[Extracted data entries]
★ ★ ★ ★ ★

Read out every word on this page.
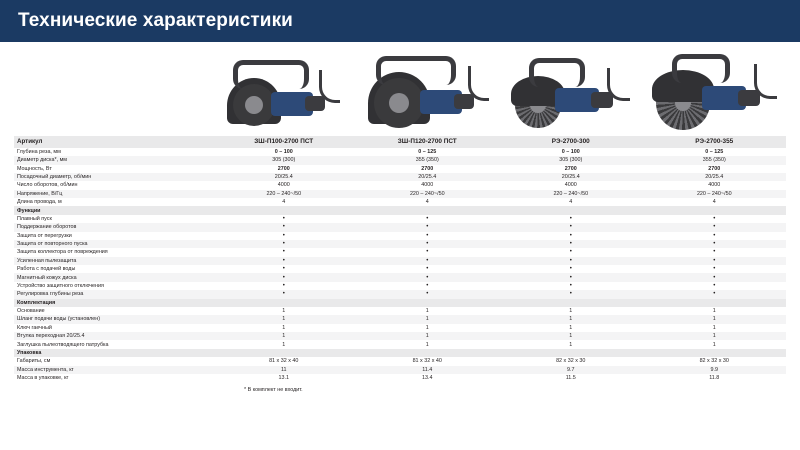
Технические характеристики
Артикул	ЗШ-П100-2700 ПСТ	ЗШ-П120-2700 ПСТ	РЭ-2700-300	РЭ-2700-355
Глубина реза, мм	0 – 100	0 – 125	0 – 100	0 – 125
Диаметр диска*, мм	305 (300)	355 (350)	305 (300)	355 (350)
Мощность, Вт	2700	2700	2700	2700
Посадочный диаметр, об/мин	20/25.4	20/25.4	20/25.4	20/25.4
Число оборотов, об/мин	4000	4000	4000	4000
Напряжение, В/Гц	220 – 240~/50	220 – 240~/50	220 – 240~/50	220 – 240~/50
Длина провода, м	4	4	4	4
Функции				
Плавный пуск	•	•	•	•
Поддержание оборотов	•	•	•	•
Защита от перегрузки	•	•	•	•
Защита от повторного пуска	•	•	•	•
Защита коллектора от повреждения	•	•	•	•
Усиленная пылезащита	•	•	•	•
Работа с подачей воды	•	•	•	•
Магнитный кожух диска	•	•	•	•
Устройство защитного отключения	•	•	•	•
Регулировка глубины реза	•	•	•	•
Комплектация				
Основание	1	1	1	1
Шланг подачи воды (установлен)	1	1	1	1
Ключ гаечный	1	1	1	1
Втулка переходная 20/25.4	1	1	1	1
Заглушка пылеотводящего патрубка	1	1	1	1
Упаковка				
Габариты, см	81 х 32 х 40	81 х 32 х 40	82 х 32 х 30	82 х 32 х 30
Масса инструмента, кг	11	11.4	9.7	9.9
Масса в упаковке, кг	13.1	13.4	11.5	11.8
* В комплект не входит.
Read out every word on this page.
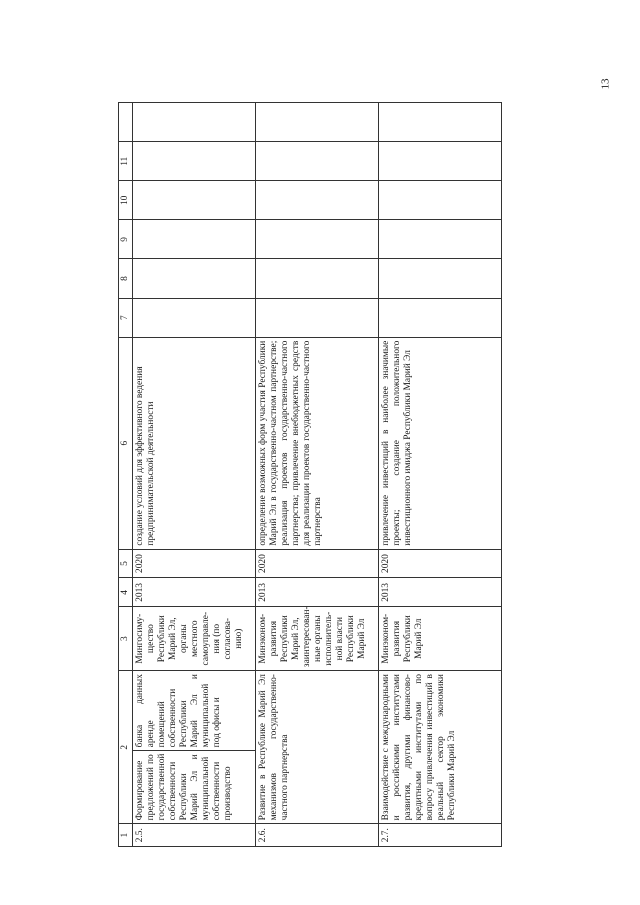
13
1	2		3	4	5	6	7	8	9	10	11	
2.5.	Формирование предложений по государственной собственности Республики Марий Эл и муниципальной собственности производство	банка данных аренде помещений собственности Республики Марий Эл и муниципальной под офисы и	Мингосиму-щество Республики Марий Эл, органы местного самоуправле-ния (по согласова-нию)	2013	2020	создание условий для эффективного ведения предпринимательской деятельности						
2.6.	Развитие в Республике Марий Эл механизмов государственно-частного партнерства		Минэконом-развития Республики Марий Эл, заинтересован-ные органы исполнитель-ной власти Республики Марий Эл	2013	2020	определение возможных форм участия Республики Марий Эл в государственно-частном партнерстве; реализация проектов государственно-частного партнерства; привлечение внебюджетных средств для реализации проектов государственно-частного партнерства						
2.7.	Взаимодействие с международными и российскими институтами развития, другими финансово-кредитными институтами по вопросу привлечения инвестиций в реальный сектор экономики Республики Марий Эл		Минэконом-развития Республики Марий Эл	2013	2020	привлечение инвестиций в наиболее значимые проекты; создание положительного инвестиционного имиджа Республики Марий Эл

★ ★ ★ ★ ★

▸ **Goal of the exercise**:
The material above holds pictures; copy everything else in it exactly.

▸ **Response to this exercise**:
Read out every word on this page.
Технические характеристики
Артикул	ЗШ-П100-2700 ПСТ	ЗШ-П120-2700 ПСТ	РЭ-2700-300	РЭ-2700-355
Глубина реза, мм	0 – 100	0 – 125	0 – 100	0 – 125
Диаметр диска*, мм	305 (300)	355 (350)	305 (300)	355 (350)
Мощность, Вт	2700	2700	2700	2700
Посадочный диаметр, об/мин	20/25.4	20/25.4	20/25.4	20/25.4
Число оборотов, об/мин	4000	4000	4000	4000
Напряжение, В/Гц	220 – 240~/50	220 – 240~/50	220 – 240~/50	220 – 240~/50
Длина провода, м	4	4	4	4
Функции				
Плавный пуск	•	•	•	•
Поддержание оборотов	•	•	•	•
Защита от перегрузки	•	•	•	•
Защита от повторного пуска	•	•	•	•
Защита коллектора от повреждения	•	•	•	•
Усиленная пылезащита	•	•	•	•
Работа с подачей воды	•	•	•	•
Магнитный кожух диска	•	•	•	•
Устройство защитного отключения	•	•	•	•
Регулировка глубины реза	•	•	•	•
Комплектация				
Основание	1	1	1	1
Шланг подачи воды (установлен)	1	1	1	1
Ключ гаечный	1	1	1	1
Втулка переходная 20/25.4	1	1	1	1
Заглушка пылеотводящего патрубка	1	1	1	1
Упаковка				
Габариты, см	81 х 32 х 40	81 х 32 х 40	82 х 32 х 30	82 х 32 х 30
Масса инструмента, кг	11	11.4	9.7	9.9
Масса в упаковке, кг	13.1	13.4	11.5	11.8
* В комплект не входит.
Read out every word on this page.
13
1	2		3	4	5	6	7	8	9	10	11	
2.5.	Формирование предложений по государственной собственности Республики Марий Эл и муниципальной собственности производство	банка данных аренде помещений собственности Республики Марий Эл и муниципальной под офисы и	Мингосиму-щество Республики Марий Эл, органы местного самоуправле-ния (по согласова-нию)	2013	2020	создание условий для эффективного ведения предпринимательской деятельности						
2.6.	Развитие в Республике Марий Эл механизмов государственно-частного партнерства		Минэконом-развития Республики Марий Эл, заинтересован-ные органы исполнитель-ной власти Республики Марий Эл	2013	2020	определение возможных форм участия Республики Марий Эл в государственно-частном партнерстве; реализация проектов государственно-частного партнерства; привлечение внебюджетных средств для реализации проектов государственно-частного партнерства						
2.7.	Взаимодействие с международными и российскими институтами развития, другими финансово-кредитными институтами по вопросу привлечения инвестиций в реальный сектор экономики Республики Марий Эл		Минэконом-развития Республики Марий Эл	2013	2020	привлечение инвестиций в наиболее значимые проекты; создание положительного инвестиционного имиджа Республики Марий Эл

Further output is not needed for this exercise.